* WHAT YOU HAVE TO DO:
Find every line in the records below that holds the word "audience" and copy it.

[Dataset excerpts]
---
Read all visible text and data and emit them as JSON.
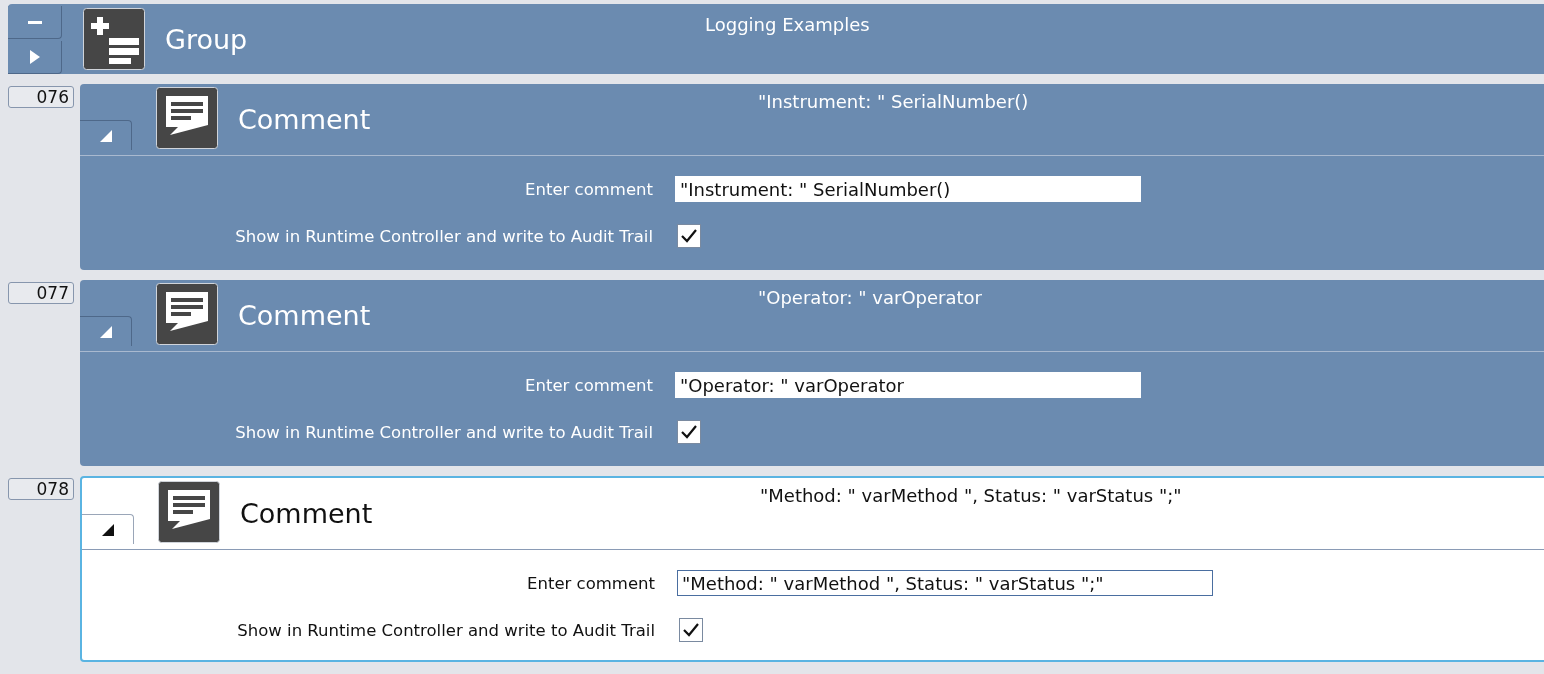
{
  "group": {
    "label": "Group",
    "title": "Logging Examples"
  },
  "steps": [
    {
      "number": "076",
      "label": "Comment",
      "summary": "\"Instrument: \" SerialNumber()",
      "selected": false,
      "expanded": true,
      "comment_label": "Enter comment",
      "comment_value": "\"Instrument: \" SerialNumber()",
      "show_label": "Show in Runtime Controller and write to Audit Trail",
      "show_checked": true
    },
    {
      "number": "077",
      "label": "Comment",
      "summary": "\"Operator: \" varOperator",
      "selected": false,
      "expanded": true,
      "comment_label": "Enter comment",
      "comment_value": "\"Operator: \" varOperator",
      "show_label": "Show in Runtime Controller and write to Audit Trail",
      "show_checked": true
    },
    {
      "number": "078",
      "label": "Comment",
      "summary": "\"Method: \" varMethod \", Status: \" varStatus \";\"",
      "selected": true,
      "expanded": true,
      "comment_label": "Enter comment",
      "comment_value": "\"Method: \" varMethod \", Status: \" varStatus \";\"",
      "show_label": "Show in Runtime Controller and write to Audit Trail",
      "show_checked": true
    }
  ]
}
---
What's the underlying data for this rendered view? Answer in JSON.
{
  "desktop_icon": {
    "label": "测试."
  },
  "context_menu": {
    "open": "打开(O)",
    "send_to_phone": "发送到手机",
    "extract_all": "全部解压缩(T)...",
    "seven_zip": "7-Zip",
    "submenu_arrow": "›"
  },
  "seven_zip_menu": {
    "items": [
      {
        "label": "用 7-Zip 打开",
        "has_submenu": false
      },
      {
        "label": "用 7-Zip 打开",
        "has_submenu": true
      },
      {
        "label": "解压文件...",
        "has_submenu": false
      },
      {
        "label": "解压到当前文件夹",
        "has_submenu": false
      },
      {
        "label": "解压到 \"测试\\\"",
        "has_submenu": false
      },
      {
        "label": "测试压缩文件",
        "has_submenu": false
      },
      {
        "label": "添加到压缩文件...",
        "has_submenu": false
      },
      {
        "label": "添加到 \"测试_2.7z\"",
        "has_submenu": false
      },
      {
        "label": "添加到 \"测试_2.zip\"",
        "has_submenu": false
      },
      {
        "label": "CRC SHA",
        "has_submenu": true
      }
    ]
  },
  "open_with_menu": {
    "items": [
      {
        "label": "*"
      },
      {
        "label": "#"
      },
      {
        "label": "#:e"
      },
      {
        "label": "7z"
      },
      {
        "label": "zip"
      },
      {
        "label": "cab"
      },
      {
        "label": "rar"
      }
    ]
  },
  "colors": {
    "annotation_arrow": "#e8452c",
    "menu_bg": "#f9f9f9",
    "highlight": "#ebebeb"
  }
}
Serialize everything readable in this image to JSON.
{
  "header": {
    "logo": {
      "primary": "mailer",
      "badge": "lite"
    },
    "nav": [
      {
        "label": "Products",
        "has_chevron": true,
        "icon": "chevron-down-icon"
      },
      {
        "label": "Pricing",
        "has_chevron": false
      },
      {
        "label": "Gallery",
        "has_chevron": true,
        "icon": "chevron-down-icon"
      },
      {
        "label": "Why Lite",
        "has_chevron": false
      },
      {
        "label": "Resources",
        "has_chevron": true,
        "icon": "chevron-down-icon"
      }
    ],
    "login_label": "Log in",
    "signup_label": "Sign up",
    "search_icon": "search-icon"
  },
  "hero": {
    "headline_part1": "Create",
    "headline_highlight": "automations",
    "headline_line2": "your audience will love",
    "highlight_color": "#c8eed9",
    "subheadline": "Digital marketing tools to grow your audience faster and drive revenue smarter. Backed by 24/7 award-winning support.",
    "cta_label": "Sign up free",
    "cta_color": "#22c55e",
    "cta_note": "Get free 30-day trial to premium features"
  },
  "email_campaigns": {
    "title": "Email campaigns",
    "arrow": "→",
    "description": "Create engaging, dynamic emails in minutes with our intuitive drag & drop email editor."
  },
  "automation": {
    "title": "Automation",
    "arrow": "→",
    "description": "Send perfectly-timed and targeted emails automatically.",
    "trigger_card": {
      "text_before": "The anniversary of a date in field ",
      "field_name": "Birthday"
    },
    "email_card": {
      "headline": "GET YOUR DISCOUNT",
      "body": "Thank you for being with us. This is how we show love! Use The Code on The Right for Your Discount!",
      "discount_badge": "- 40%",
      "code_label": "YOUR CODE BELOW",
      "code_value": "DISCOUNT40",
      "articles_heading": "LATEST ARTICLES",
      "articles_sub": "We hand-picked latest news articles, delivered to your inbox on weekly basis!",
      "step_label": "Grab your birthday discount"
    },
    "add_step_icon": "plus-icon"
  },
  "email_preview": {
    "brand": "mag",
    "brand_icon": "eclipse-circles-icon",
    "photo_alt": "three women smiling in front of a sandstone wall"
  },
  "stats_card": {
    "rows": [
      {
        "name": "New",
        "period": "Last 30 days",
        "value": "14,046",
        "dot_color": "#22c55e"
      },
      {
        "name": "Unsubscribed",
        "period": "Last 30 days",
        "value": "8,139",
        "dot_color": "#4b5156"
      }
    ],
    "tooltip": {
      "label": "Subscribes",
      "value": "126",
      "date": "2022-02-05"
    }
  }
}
---
* EXERCISE RESULT:
    "headline_line2": "your audience will love",
    "subheadline": "Digital marketing tools to grow your audience faster and drive revenue smarter. Backed by 24/7 award-winning support.",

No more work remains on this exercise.